GIVEN PROBLEM — Search the data below for the word "Included" and copy each line that holds it.

====== GIVEN DATA ======

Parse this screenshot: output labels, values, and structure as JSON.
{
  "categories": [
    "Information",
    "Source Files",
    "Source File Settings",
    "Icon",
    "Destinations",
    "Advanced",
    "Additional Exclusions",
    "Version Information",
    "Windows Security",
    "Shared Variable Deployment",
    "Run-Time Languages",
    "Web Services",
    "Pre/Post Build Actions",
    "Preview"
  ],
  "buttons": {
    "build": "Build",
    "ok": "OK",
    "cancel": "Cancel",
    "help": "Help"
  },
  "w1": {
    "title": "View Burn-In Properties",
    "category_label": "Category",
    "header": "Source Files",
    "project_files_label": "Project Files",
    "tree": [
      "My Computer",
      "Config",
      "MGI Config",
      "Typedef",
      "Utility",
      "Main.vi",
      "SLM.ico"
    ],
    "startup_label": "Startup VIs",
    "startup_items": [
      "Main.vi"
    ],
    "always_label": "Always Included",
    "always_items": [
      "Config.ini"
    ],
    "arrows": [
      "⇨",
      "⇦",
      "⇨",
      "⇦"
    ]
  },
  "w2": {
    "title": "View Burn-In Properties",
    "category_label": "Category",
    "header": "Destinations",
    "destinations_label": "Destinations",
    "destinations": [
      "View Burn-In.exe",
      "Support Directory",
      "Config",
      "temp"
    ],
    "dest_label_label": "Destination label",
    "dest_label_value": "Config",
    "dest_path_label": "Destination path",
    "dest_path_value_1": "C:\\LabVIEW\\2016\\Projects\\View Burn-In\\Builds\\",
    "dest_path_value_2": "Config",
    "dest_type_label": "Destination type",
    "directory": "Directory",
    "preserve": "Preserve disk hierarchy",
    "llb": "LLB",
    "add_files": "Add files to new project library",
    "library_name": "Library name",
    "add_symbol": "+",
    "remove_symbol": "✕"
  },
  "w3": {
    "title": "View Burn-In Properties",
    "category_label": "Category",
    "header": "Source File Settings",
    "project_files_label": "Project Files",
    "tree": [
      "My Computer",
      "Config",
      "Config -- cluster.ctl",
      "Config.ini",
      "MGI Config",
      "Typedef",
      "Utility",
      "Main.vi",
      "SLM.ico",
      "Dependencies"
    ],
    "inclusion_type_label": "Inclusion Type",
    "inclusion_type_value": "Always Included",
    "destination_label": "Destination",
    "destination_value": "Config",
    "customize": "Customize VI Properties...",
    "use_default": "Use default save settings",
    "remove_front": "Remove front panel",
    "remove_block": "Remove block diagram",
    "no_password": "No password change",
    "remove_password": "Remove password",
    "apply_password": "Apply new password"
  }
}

======

EXERCISE OUTPUT —
    "always_label": "Always Included",
    "inclusion_type_value": "Always Included",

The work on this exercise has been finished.